■ Page:
↓↓↓

= Legislative districts of Laguna =

Legislative Districts of the Philippines

The legislative districts of Laguna are the representations of the province of Laguna in the various national legislatures of the Philippines. The province is currently represented in the lower house of the Congress of the Philippines through its first, second, third, and fourth congressional districts.

Legislative districts of Laguna.

The component cities of Biñan, Calamba, and Santa Rosa, while remaining integral parts of the province, granted their separate congressional representations in 2015, 2018, and 2019, respectively. They later gained representation in the provincial board in 2024.

== History ==
Laguna initially elected four representatives, at large, to the Malolos Congress in 1898. It was later divided into two representative districts in 1907 for the Philippine Assembly.

When seats for the upper house of the Philippine Legislature were elected from territory-based districts between 1916 and 1935, the province formed part of the fourth senatorial district which elected two out of the 24-member senate.

By virtue of Executive Orders No. 84 and 103 issued by Philippine Executive Commission Chairman Jorge Vargas in 1942, the municipality of Infanta (including what is now General Nakar and Real) and the Polillo Islands were transferred to Laguna's jurisdiction, a setup which only lasted for the duration of the Second World War. Two delegates represented the expanded province in the National Assembly of the Japanese-sponsored Second Philippine Republic: one was the provincial governor (an ex officio member), while the other was elected through a provincial assembly of KALIBAPI members during the Japanese occupation of the Philippines. San Pablo, being a chartered city, was represented separately in this short-lived legislative body. Upon the restoration of the Philippine Commonwealth in 1945, the province retained its two pre-war representative districts.

The province was represented in the Interim Batasang Pambansa as part of Region IV-A from 1978 to 1984, and elected four representatives, at large, to the Regular Batasang Pambansa in 1984. Laguna was reapportioned into four congressional districts under the new Constitution which was proclaimed on February 11, 1987, and elected members to the restored House of Representatives starting that same year.

The passage of Republic Act No. 10658 on March 27, 2015 separated from the first district the city of Biñan, which first elected its separate representative beginning in the 2016 elections. However, for the purposes of electing Sangguniang Panlalawigan members, Biñan remains part of the province's 1st Sangguniang Panlalawigan District.

The passage of Republic Act No. 11078 on July 23, 2018 separated from the second district the city of Calamba, which elected its separate representative beginning in the 2019 elections. However, for the purposes of electing Sangguniang Panlalawigan members, Calamba remains part of the province's 2nd Sangguniang Panlalawigan District.

↑↑↑

■ Rows:
↓↓↓

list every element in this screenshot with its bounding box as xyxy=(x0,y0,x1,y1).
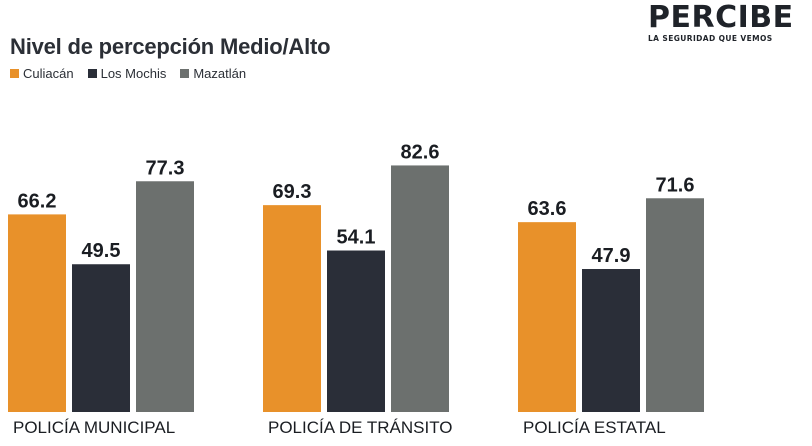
logo-tagline: LA SEGURIDAD QUE VEMOS xyxy=(648,34,773,43)
category-label-policia-municipal: POLICÍA MUNICIPAL xyxy=(13,418,175,437)
legend-swatch xyxy=(180,69,190,78)
data-label-culiacan-policia-estatal: 63.6 xyxy=(528,198,567,220)
data-label-culiacan-policia-de-transito: 69.3 xyxy=(273,181,312,203)
percibe-logo: PERCIBE LA SEGURIDAD QUE VEMOS xyxy=(648,2,808,46)
data-label-mazatlan-policia-municipal: 77.3 xyxy=(146,157,185,179)
bar-mazatlan-policia-estatal xyxy=(646,198,704,412)
bar-culiacan-policia-municipal xyxy=(8,214,66,412)
legend-label: Los Mochis xyxy=(100,66,167,81)
legend-item-culiacan: Culiacán xyxy=(10,66,74,81)
legend-label: Mazatlán xyxy=(193,66,247,81)
legend-swatch xyxy=(10,69,19,78)
legend: Culiacán Los Mochis Mazatlán xyxy=(10,66,246,81)
bar-los-mochis-policia-estatal xyxy=(582,269,640,412)
data-label-culiacan-policia-municipal: 66.2 xyxy=(18,190,57,212)
chart-title: Nivel de percepción Medio/Alto xyxy=(10,34,331,59)
legend-swatch xyxy=(87,69,97,78)
data-label-los-mochis-policia-municipal: 49.5 xyxy=(82,240,121,262)
bar-culiacan-policia-de-transito xyxy=(263,205,321,412)
bar-los-mochis-policia-municipal xyxy=(72,264,130,412)
data-label-mazatlan-policia-estatal: 71.6 xyxy=(656,174,695,196)
bar-mazatlan-policia-de-transito xyxy=(391,165,449,412)
bar-mazatlan-policia-municipal xyxy=(136,181,194,412)
bar-los-mochis-policia-de-transito xyxy=(327,250,385,412)
data-label-los-mochis-policia-estatal: 47.9 xyxy=(592,245,631,267)
bar-culiacan-policia-estatal xyxy=(518,222,576,412)
legend-label: Culiacán xyxy=(23,66,74,81)
category-label-policia-estatal: POLICÍA ESTATAL xyxy=(523,418,666,437)
legend-item-los-mochis: Los Mochis xyxy=(87,66,167,81)
data-label-mazatlan-policia-de-transito: 82.6 xyxy=(401,141,440,163)
legend-item-mazatlan: Mazatlán xyxy=(180,66,246,81)
logo-wordmark: PERCIBE xyxy=(648,0,794,35)
category-label-policia-de-transito: POLICÍA DE TRÁNSITO xyxy=(268,418,453,437)
data-label-los-mochis-policia-de-transito: 54.1 xyxy=(337,227,376,249)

↑↑↑

■ Problems and tasks:
[1] According to the Laguna districts article, which Republic Act separated Calamba from the second district?
[2] Please extend the Laguna districts article from its final sentence onward.
The entries stand apart from the Laguna districts article.

■ Task results:
[1] Republic Act No. 11078

[2]
The passage of Republic Act No. 11395 on August 28, 2019 separated from the first district the city of Santa Rosa, which first elected its separate representative beginning in the 2022 elections. However, for the purposes of electing Sangguniang Panlalawigan members, Santa Rosa remains part of the province's 1st Sangguniang Panlalawigan District.

In 2024, the lone congressional districts of Biñan, Calamba, and Santa Rosa were granted separate representations in the Laguna Provincial Board effective 2025.

== Current districts ==
The province was last redistricted in 2021, wherein the legislative district of Santa Rosa was created out of the 1st district. The province's current congressional delegation composes of four members. All incumbent representatives are part of the majority bloc.

 Lakas–CMD (3)
 PFP (1)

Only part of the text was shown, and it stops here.